-- Task directions --
Sift the listing for lines that hold the string "Средняя" and pull them out.

--------------------------------------------------

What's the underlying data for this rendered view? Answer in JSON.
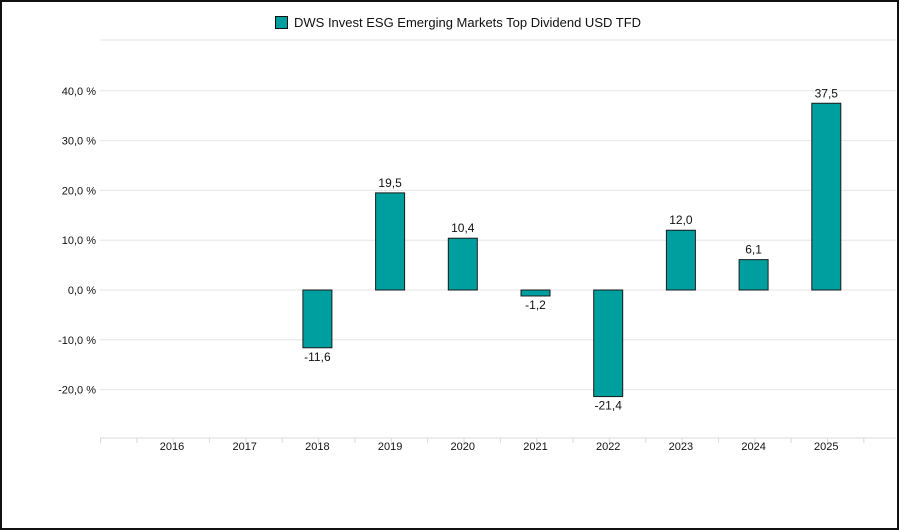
{
  "chart_data": {
    "type": "bar",
    "title": "",
    "xlabel": "",
    "ylabel": "",
    "categories": [
      "2016",
      "2017",
      "2018",
      "2019",
      "2020",
      "2021",
      "2022",
      "2023",
      "2024",
      "2025"
    ],
    "series": [
      {
        "name": "DWS Invest ESG Emerging Markets Top Dividend USD TFD",
        "values": [
          null,
          null,
          -11.6,
          19.5,
          10.4,
          -1.2,
          -21.4,
          12.0,
          6.1,
          37.5
        ],
        "value_labels": [
          "",
          "",
          "-11,6",
          "19,5",
          "10,4",
          "-1,2",
          "-21,4",
          "12,0",
          "6,1",
          "37,5"
        ]
      }
    ],
    "yticks": [
      40,
      30,
      20,
      10,
      0,
      -10,
      -20
    ],
    "ytick_labels": [
      "40,0 %",
      "30,0 %",
      "20,0 %",
      "10,0 %",
      "0,0 %",
      "-10,0 %",
      "-20,0 %"
    ],
    "ylim": [
      -30,
      50
    ],
    "grid": true,
    "legend_position": "top-center",
    "colors": {
      "bar": "#009f9f",
      "bar_stroke": "#1a1a1a",
      "grid": "#e6e6e6",
      "axis": "#d9d9d9",
      "text": "#111111"
    }
  }
}
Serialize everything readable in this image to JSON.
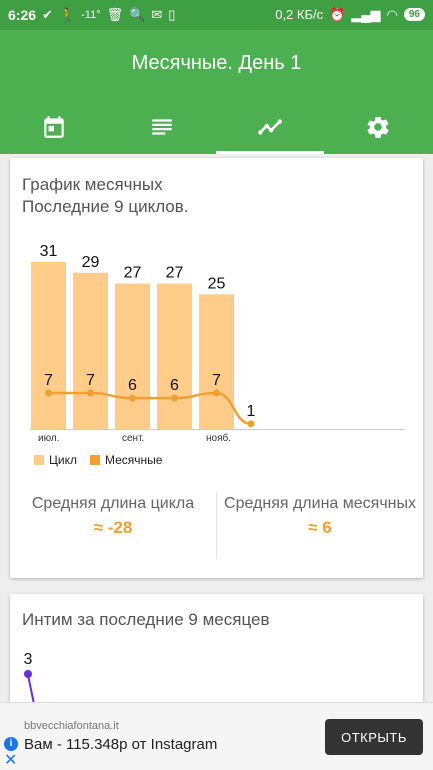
{
  "status_bar": {
    "time": "6:26",
    "temperature": "-11°",
    "network_speed": "0,2 КБ/с",
    "battery": "96"
  },
  "app_bar": {
    "title": "Месячные. День 1",
    "tabs": [
      {
        "icon": "calendar-icon",
        "selected": false
      },
      {
        "icon": "list-icon",
        "selected": false
      },
      {
        "icon": "chart-line-icon",
        "selected": true
      },
      {
        "icon": "settings-icon",
        "selected": false
      }
    ],
    "accent": "#4caf50"
  },
  "cycle_card": {
    "title_line1": "График месячных",
    "title_line2": "Последние 9 циклов.",
    "legend": {
      "cycle": "Цикл",
      "period": "Месячные"
    },
    "stats": {
      "avg_cycle_label": "Средняя длина цикла",
      "avg_cycle_value": "≈ -28",
      "avg_period_label": "Средняя длина месячных",
      "avg_period_value": "≈ 6"
    }
  },
  "chart_data": {
    "type": "bar",
    "categories": [
      "июл.",
      "",
      "сент.",
      "",
      "нояб.",
      ""
    ],
    "series": [
      {
        "name": "Цикл",
        "type": "bar",
        "values": [
          31,
          29,
          27,
          27,
          25,
          null
        ],
        "color": "#ffcc8a"
      },
      {
        "name": "Месячные",
        "type": "line",
        "values": [
          7,
          7,
          6,
          6,
          7,
          1
        ],
        "color": "#f0a030"
      }
    ],
    "ylim": [
      0,
      31
    ],
    "legend_position": "bottom-left",
    "grid": false
  },
  "intimacy_card": {
    "title": "Интим за последние 9 месяцев",
    "first_value": "3",
    "line_color": "#6a2fd8"
  },
  "ad": {
    "domain": "bbvecchiafontana.it",
    "text": "Вам - 115.348р от Instagram",
    "button": "ОТКРЫТЬ"
  }
}
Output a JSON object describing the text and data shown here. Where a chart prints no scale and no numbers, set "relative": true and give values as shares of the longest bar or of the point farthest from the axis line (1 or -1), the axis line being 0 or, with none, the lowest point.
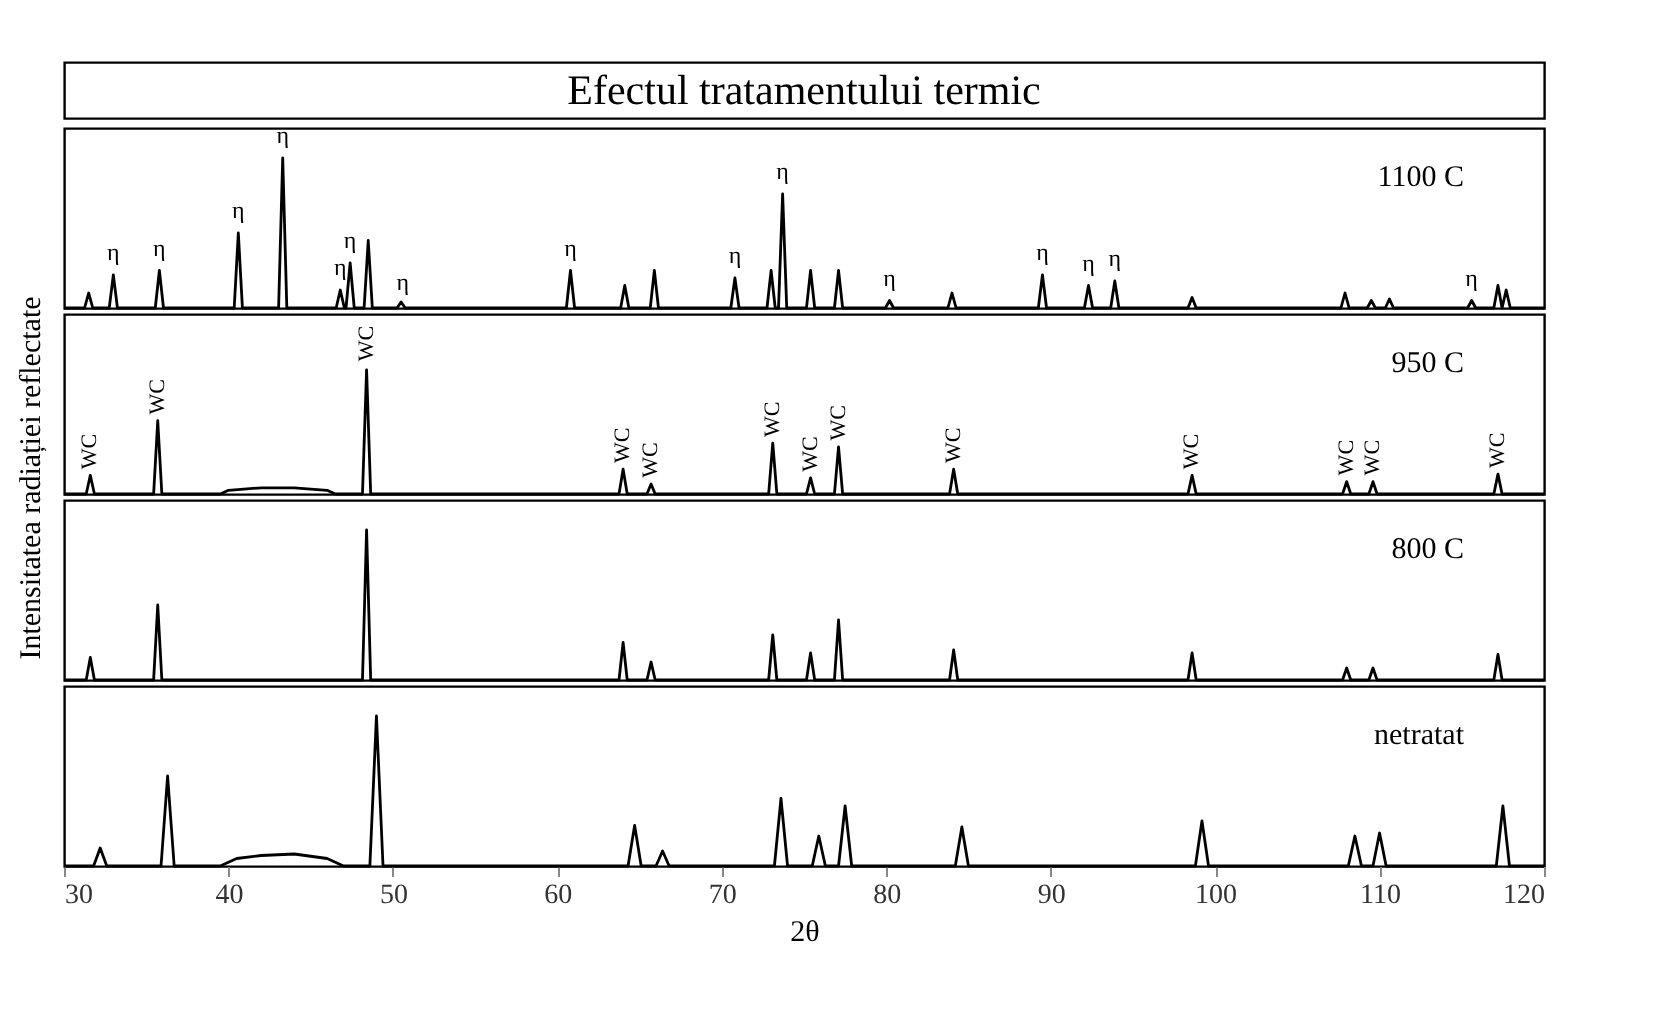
{
  "chart_data": [
    {
      "type": "line",
      "title": "Efectul tratamentului termic",
      "ylabel": "Intensitatea radiației reflectate",
      "relative": true,
      "xlim": [
        30,
        120
      ],
      "xticks": [
        30,
        40,
        50,
        60,
        70,
        80,
        90,
        100,
        110,
        120
      ],
      "tick_labels": false,
      "series": [
        {
          "name": "1100 C",
          "color": "#000000",
          "x": [
            30,
            31.25,
            31.5,
            31.75,
            32.75,
            33,
            33.25,
            35.55,
            35.8,
            36.05,
            40.35,
            40.6,
            40.85,
            43.05,
            43.3,
            43.55,
            46.55,
            46.8,
            47.05,
            47.15,
            47.4,
            47.65,
            48.25,
            48.5,
            48.75,
            50.25,
            50.5,
            50.75,
            60.55,
            60.8,
            61.05,
            63.85,
            64.1,
            64.35,
            65.65,
            65.9,
            66.15,
            70.55,
            70.8,
            71.05,
            72.75,
            73.0,
            73.25,
            73.45,
            73.7,
            73.95,
            75.15,
            75.4,
            75.65,
            76.85,
            77.1,
            77.35,
            79.95,
            80.2,
            80.45,
            83.75,
            84.0,
            84.25,
            89.25,
            89.5,
            89.75,
            92.05,
            92.3,
            92.55,
            93.65,
            93.9,
            94.15,
            98.35,
            98.6,
            98.85,
            107.65,
            107.9,
            108.15,
            109.25,
            109.5,
            109.75,
            110.35,
            110.6,
            110.85,
            115.35,
            115.6,
            115.85,
            116.95,
            117.2,
            117.45,
            117.7,
            117.95,
            120
          ],
          "values": [
            0,
            0,
            0.1,
            0,
            0,
            0.22,
            0,
            0,
            0.25,
            0,
            0,
            0.5,
            0,
            0,
            1,
            0,
            0,
            0.12,
            0,
            0,
            0.3,
            0,
            0,
            0.45,
            0,
            0,
            0.04,
            0,
            0,
            0.25,
            0,
            0,
            0.15,
            0,
            0,
            0.25,
            0,
            0,
            0.2,
            0,
            0,
            0.25,
            0,
            0,
            0.76,
            0,
            0,
            0.25,
            0,
            0,
            0.25,
            0,
            0,
            0.05,
            0,
            0,
            0.1,
            0,
            0,
            0.22,
            0,
            0,
            0.15,
            0,
            0,
            0.18,
            0,
            0,
            0.07,
            0,
            0,
            0.1,
            0,
            0,
            0.05,
            0,
            0,
            0.06,
            0,
            0,
            0.05,
            0,
            0,
            0.15,
            0,
            0.12,
            0,
            0
          ]
        }
      ],
      "annotations": [
        {
          "text": "η",
          "x": 33,
          "y": 0.28
        },
        {
          "text": "η",
          "x": 35.8,
          "y": 0.31
        },
        {
          "text": "η",
          "x": 40.6,
          "y": 0.56
        },
        {
          "text": "η",
          "x": 43.3,
          "y": 1.06
        },
        {
          "text": "η",
          "x": 46.8,
          "y": 0.18
        },
        {
          "text": "η",
          "x": 47.4,
          "y": 0.36
        },
        {
          "text": "η",
          "x": 50.6,
          "y": 0.08
        },
        {
          "text": "η",
          "x": 60.8,
          "y": 0.31
        },
        {
          "text": "η",
          "x": 70.8,
          "y": 0.26
        },
        {
          "text": "η",
          "x": 73.7,
          "y": 0.82
        },
        {
          "text": "η",
          "x": 80.2,
          "y": 0.11
        },
        {
          "text": "η",
          "x": 89.5,
          "y": 0.28
        },
        {
          "text": "η",
          "x": 92.3,
          "y": 0.21
        },
        {
          "text": "η",
          "x": 93.9,
          "y": 0.24
        },
        {
          "text": "η",
          "x": 115.6,
          "y": 0.11
        }
      ]
    },
    {
      "type": "line",
      "relative": true,
      "xlim": [
        30,
        120
      ],
      "xticks": [
        30,
        40,
        50,
        60,
        70,
        80,
        90,
        100,
        110,
        120
      ],
      "tick_labels": false,
      "series": [
        {
          "name": "950 C",
          "color": "#000000",
          "x": [
            30,
            31.35,
            31.6,
            31.85,
            35.45,
            35.7,
            35.95,
            39.5,
            40,
            42,
            44,
            46,
            46.5,
            48.15,
            48.4,
            48.65,
            63.75,
            64,
            64.25,
            65.45,
            65.7,
            65.95,
            72.85,
            73.1,
            73.35,
            75.15,
            75.4,
            75.65,
            76.85,
            77.1,
            77.35,
            83.85,
            84.1,
            84.35,
            98.35,
            98.6,
            98.85,
            107.75,
            108,
            108.25,
            109.35,
            109.6,
            109.85,
            116.95,
            117.2,
            117.45,
            120
          ],
          "values": [
            0,
            0,
            0.15,
            0,
            0,
            0.59,
            0,
            0,
            0.03,
            0.05,
            0.05,
            0.03,
            0,
            0,
            1,
            0,
            0,
            0.2,
            0,
            0,
            0.08,
            0,
            0,
            0.41,
            0,
            0,
            0.13,
            0,
            0,
            0.38,
            0,
            0,
            0.2,
            0,
            0,
            0.15,
            0,
            0,
            0.1,
            0,
            0,
            0.1,
            0,
            0,
            0.16,
            0,
            0
          ]
        }
      ],
      "annotations": [
        {
          "text": "WC",
          "x": 31.6,
          "y": 0.2
        },
        {
          "text": "WC",
          "x": 35.7,
          "y": 0.64
        },
        {
          "text": "WC",
          "x": 48.4,
          "y": 1.07
        },
        {
          "text": "WC",
          "x": 64,
          "y": 0.25
        },
        {
          "text": "WC",
          "x": 65.7,
          "y": 0.13
        },
        {
          "text": "WC",
          "x": 73.1,
          "y": 0.46
        },
        {
          "text": "WC",
          "x": 75.4,
          "y": 0.18
        },
        {
          "text": "WC",
          "x": 77.1,
          "y": 0.43
        },
        {
          "text": "WC",
          "x": 84.1,
          "y": 0.25
        },
        {
          "text": "WC",
          "x": 98.6,
          "y": 0.2
        },
        {
          "text": "WC",
          "x": 108,
          "y": 0.15
        },
        {
          "text": "WC",
          "x": 109.6,
          "y": 0.15
        },
        {
          "text": "WC",
          "x": 117.2,
          "y": 0.21
        }
      ]
    },
    {
      "type": "line",
      "relative": true,
      "xlim": [
        30,
        120
      ],
      "xticks": [
        30,
        40,
        50,
        60,
        70,
        80,
        90,
        100,
        110,
        120
      ],
      "tick_labels": false,
      "series": [
        {
          "name": "800 C",
          "color": "#000000",
          "x": [
            30,
            31.35,
            31.6,
            31.85,
            35.45,
            35.7,
            35.95,
            48.15,
            48.4,
            48.65,
            63.75,
            64,
            64.25,
            65.45,
            65.7,
            65.95,
            72.85,
            73.1,
            73.35,
            75.15,
            75.4,
            75.65,
            76.85,
            77.1,
            77.35,
            83.85,
            84.1,
            84.35,
            98.35,
            98.6,
            98.85,
            107.75,
            108,
            108.25,
            109.35,
            109.6,
            109.85,
            116.95,
            117.2,
            117.45,
            120
          ],
          "values": [
            0,
            0,
            0.15,
            0,
            0,
            0.5,
            0,
            0,
            1,
            0,
            0,
            0.25,
            0,
            0,
            0.12,
            0,
            0,
            0.3,
            0,
            0,
            0.18,
            0,
            0,
            0.4,
            0,
            0,
            0.2,
            0,
            0,
            0.18,
            0,
            0,
            0.08,
            0,
            0,
            0.08,
            0,
            0,
            0.17,
            0,
            0
          ]
        }
      ]
    },
    {
      "type": "line",
      "relative": true,
      "xlabel": "2θ",
      "xlim": [
        30,
        120
      ],
      "xticks": [
        30,
        40,
        50,
        60,
        70,
        80,
        90,
        100,
        110,
        120
      ],
      "tick_labels": "x",
      "series": [
        {
          "name": "netratat",
          "color": "#000000",
          "x": [
            30,
            31.8,
            32.2,
            32.6,
            35.9,
            36.3,
            36.7,
            39.5,
            40.5,
            42,
            44,
            46,
            47,
            48.6,
            49,
            49.4,
            64.3,
            64.7,
            65.1,
            66,
            66.4,
            66.8,
            73.2,
            73.6,
            74,
            75.5,
            75.9,
            76.3,
            77.1,
            77.5,
            77.9,
            84.2,
            84.6,
            85,
            98.8,
            99.2,
            99.6,
            108.1,
            108.5,
            108.9,
            109.6,
            110,
            110.4,
            117.1,
            117.5,
            117.9,
            120
          ],
          "values": [
            0,
            0,
            0.12,
            0,
            0,
            0.6,
            0,
            0,
            0.05,
            0.07,
            0.08,
            0.05,
            0,
            0,
            1,
            0,
            0,
            0.27,
            0,
            0,
            0.1,
            0,
            0,
            0.45,
            0,
            0,
            0.2,
            0,
            0,
            0.4,
            0,
            0,
            0.26,
            0,
            0,
            0.3,
            0,
            0,
            0.2,
            0,
            0,
            0.22,
            0,
            0,
            0.4,
            0,
            0
          ]
        }
      ]
    }
  ]
}
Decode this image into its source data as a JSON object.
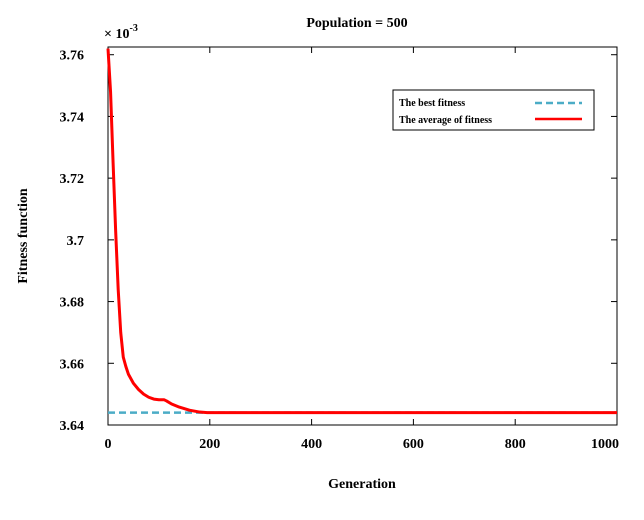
{
  "chart_data": {
    "type": "line",
    "title": "Population = 500",
    "xlabel": "Generation",
    "ylabel": "Fitness function",
    "y_multiplier_label": "× 10",
    "y_multiplier_exponent": "-3",
    "xlim": [
      0,
      1000
    ],
    "ylim": [
      3.64,
      3.7625
    ],
    "x_ticks": [
      0,
      200,
      400,
      600,
      800,
      1000
    ],
    "x_tick_labels": [
      "0",
      "200",
      "400",
      "600",
      "800",
      "1000"
    ],
    "y_ticks": [
      3.64,
      3.66,
      3.68,
      3.7,
      3.72,
      3.74,
      3.76
    ],
    "y_tick_labels": [
      "3.64",
      "3.66",
      "3.68",
      "3.7",
      "3.72",
      "3.74",
      "3.76"
    ],
    "grid": false,
    "legend_position": "top-right",
    "series": [
      {
        "name": "The best fitness",
        "color": "#4bacc6",
        "dash": "dashed",
        "x": [
          0,
          1000
        ],
        "y": [
          3.644,
          3.644
        ]
      },
      {
        "name": "The average of fitness",
        "color": "#ff0000",
        "dash": "solid",
        "x": [
          0,
          5,
          10,
          15,
          20,
          25,
          30,
          35,
          40,
          50,
          60,
          70,
          80,
          90,
          100,
          110,
          115,
          125,
          140,
          160,
          180,
          195,
          200,
          300,
          400,
          500,
          600,
          700,
          800,
          900,
          1000
        ],
        "y": [
          3.762,
          3.748,
          3.725,
          3.703,
          3.684,
          3.67,
          3.662,
          3.659,
          3.6565,
          3.6535,
          3.6515,
          3.65,
          3.649,
          3.6484,
          3.6482,
          3.6482,
          3.6478,
          3.6468,
          3.6458,
          3.6448,
          3.6442,
          3.644,
          3.644,
          3.644,
          3.644,
          3.644,
          3.644,
          3.644,
          3.644,
          3.644,
          3.644
        ]
      }
    ]
  }
}
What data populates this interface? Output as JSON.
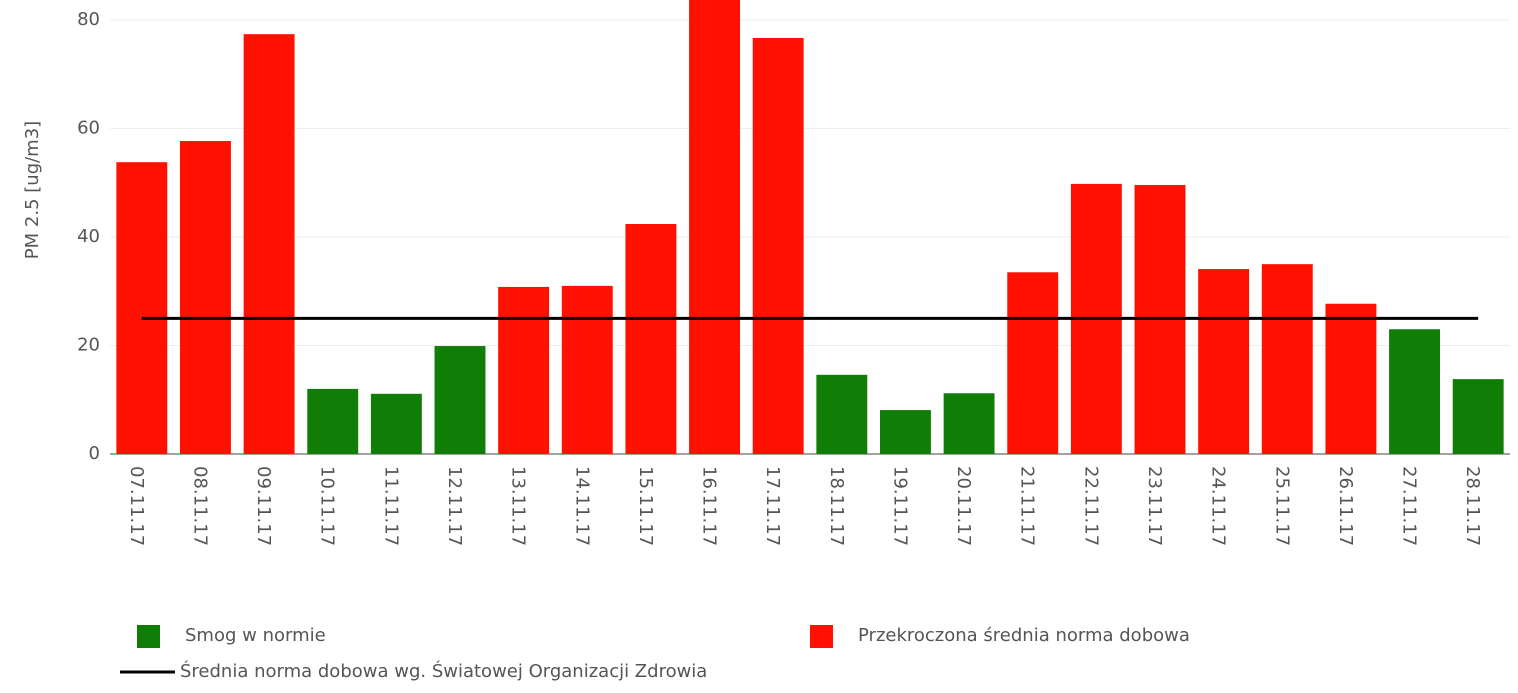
{
  "chart_data": {
    "type": "bar",
    "y_label": "PM 2.5 [ug/m3]",
    "categories": [
      "07.11.17",
      "08.11.17",
      "09.11.17",
      "10.11.17",
      "11.11.17",
      "12.11.17",
      "13.11.17",
      "14.11.17",
      "15.11.17",
      "16.11.17",
      "17.11.17",
      "18.11.17",
      "19.11.17",
      "20.11.17",
      "21.11.17",
      "22.11.17",
      "23.11.17",
      "24.11.17",
      "25.11.17",
      "26.11.17",
      "27.11.17",
      "28.11.17"
    ],
    "series": [
      {
        "name": "Smog w normie",
        "color": "#0f7d06",
        "values": [
          null,
          null,
          null,
          12.0,
          11.1,
          19.9,
          null,
          null,
          null,
          null,
          null,
          14.6,
          8.1,
          11.2,
          null,
          null,
          null,
          null,
          null,
          null,
          23.0,
          13.8
        ]
      },
      {
        "name": "Przekroczona średnia norma dobowa",
        "color": "#fe1100",
        "values": [
          53.8,
          57.7,
          77.4,
          null,
          null,
          null,
          30.8,
          31.0,
          42.4,
          86,
          76.7,
          null,
          null,
          null,
          33.5,
          49.8,
          49.6,
          34.1,
          35.0,
          27.7,
          null,
          null
        ]
      },
      {
        "name": "Średnia norma dobowa wg. Światowej Organizacji Zdrowia",
        "color": "#000000",
        "type": "line",
        "values": [
          25,
          25,
          25,
          25,
          25,
          25,
          25,
          25,
          25,
          25,
          25,
          25,
          25,
          25,
          25,
          25,
          25,
          25,
          25,
          25,
          25,
          25
        ]
      }
    ],
    "ylim": [
      0,
      83.7
    ],
    "yticks": [
      0,
      20,
      40,
      60,
      80
    ],
    "grid": true
  }
}
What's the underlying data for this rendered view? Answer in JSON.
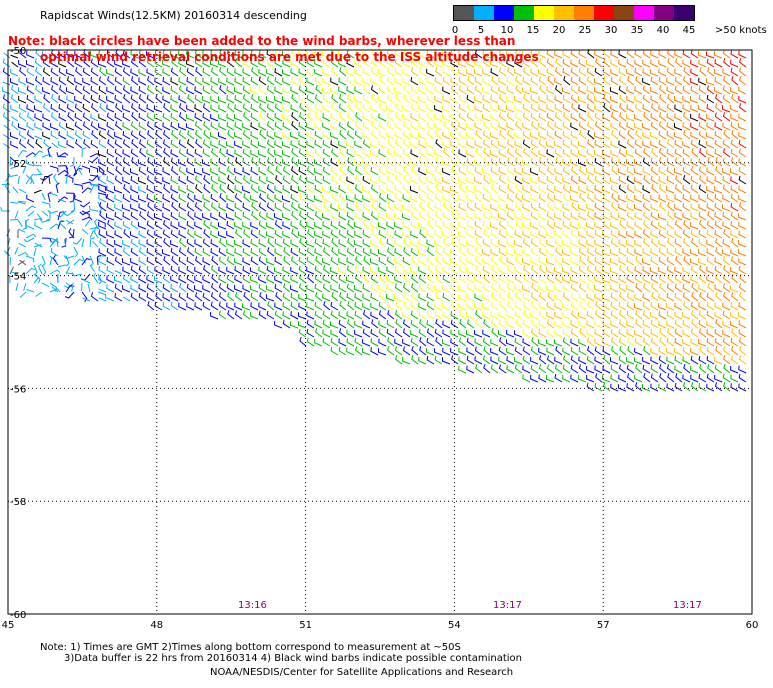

--------------------------------------------------

-- Reply to the task --
      "avg_cycle_label": "Средняя длина цикла",
      "avg_period_label": "Средняя длина месячных",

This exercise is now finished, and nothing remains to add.